(WHAT THIS TASK INVOLVES)
Check every line of the entries that follow, and copy the ones containing "Levu".

[begin SUPPLIED RECORDS]

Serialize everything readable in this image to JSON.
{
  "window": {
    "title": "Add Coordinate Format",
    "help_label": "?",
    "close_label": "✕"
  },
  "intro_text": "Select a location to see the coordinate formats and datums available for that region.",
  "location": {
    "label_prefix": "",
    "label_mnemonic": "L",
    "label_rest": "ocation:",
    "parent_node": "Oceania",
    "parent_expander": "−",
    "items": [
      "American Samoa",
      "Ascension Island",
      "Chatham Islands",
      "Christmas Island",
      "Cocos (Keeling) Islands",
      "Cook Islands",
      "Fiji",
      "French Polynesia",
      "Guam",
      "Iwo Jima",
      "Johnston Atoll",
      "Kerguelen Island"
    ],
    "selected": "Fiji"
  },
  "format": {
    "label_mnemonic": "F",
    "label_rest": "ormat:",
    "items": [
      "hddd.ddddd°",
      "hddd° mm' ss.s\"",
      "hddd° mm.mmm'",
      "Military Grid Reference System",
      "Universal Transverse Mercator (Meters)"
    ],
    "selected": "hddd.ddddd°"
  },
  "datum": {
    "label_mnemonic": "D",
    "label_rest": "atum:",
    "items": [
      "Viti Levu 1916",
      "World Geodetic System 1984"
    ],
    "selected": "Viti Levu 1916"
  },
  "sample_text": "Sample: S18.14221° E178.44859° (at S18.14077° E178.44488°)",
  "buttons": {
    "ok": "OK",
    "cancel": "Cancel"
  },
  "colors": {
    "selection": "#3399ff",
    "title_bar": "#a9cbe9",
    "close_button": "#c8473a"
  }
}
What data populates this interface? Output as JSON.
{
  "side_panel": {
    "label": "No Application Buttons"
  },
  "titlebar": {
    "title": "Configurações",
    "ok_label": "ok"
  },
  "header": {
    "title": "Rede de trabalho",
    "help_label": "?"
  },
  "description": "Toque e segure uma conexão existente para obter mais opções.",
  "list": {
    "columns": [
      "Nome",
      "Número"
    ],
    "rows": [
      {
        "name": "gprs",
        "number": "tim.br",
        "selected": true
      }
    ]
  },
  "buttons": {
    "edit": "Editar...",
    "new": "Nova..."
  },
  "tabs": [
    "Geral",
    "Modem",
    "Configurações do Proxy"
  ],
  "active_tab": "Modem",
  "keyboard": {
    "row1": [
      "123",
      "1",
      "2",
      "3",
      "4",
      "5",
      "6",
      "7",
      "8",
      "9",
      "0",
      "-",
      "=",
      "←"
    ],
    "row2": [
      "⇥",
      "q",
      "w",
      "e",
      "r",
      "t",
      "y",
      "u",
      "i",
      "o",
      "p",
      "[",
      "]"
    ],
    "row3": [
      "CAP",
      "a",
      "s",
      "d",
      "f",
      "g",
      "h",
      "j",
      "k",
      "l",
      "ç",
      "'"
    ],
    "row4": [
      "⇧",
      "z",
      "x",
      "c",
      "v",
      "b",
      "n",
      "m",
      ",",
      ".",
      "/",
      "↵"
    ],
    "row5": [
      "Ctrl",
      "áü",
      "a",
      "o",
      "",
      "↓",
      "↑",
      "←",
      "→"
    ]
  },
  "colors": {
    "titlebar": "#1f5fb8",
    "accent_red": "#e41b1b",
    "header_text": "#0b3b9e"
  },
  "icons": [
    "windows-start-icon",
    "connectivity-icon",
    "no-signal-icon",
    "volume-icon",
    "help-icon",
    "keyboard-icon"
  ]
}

[end SUPPLIED RECORDS]

(SOLUTION FOR THIS EXERCISE)
      "Viti Levu 1916",
    "selected": "Viti Levu 1916"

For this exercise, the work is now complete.